▸ SUPPLIED MATERIAL:
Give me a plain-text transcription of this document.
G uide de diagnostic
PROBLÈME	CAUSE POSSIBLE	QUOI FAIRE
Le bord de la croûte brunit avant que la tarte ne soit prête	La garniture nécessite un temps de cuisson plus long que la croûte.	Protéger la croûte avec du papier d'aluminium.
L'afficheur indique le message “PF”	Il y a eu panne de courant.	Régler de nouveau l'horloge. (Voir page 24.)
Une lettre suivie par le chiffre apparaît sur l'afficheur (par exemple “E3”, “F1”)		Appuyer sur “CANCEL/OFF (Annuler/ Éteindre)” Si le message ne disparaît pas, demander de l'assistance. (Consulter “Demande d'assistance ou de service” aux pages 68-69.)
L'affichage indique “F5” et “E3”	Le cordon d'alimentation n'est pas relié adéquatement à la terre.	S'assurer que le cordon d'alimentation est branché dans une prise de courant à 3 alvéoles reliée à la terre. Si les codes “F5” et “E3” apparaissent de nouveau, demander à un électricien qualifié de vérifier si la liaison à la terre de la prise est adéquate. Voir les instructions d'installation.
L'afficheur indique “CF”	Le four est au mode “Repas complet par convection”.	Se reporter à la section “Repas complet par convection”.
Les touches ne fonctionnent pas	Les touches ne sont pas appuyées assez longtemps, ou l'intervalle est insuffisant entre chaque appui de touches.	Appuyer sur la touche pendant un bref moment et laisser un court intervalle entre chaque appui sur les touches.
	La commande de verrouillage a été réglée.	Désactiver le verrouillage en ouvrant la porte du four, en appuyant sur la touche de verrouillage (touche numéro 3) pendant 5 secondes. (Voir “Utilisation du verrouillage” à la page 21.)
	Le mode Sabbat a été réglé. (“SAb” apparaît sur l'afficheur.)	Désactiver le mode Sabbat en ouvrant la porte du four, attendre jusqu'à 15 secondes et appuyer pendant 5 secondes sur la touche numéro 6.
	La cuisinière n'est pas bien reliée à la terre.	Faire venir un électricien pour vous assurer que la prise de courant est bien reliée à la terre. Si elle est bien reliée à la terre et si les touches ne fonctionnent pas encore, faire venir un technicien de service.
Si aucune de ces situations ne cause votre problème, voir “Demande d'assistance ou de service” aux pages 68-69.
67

--

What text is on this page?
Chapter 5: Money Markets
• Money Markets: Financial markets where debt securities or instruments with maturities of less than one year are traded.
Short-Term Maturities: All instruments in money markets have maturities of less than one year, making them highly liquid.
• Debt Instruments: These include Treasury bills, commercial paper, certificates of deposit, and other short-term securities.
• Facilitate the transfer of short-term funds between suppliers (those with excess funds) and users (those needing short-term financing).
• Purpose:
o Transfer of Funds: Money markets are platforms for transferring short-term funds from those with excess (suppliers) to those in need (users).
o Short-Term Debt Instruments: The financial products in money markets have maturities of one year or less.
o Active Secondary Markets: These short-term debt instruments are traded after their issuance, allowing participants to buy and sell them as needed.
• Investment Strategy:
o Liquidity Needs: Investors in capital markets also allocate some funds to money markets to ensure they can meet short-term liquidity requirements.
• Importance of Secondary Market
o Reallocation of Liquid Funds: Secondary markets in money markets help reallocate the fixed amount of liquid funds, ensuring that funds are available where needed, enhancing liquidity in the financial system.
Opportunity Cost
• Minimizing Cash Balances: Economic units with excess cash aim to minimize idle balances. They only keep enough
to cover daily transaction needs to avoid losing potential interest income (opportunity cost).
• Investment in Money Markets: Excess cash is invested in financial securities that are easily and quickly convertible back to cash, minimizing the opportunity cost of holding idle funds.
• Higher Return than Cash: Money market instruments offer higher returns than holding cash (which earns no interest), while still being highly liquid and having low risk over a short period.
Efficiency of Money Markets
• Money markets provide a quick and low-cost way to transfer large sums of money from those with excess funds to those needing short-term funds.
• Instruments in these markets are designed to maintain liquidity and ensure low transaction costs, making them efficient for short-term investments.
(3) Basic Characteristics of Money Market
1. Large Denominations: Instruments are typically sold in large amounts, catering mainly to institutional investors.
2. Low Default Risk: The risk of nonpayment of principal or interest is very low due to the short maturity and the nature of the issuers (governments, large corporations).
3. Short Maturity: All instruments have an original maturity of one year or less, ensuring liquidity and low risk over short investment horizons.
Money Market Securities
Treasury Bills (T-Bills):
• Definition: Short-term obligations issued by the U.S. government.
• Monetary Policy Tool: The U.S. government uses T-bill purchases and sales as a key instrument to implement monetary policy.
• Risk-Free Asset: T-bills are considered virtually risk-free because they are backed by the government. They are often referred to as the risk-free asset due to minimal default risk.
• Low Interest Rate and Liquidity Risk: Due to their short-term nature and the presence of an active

▸ WHAT IS BEING ASKED:
Out of the material above, select every line that holds the string "ensure".

▸ RESPONSE TO THIS EXERCISE:
o Liquidity Needs: Investors in capital markets also allocate some funds to money markets to ensure they can meet short-term liquidity requirements.
• Instruments in these markets are designed to maintain liquidity and ensure low transaction costs, making them efficient for short-term investments.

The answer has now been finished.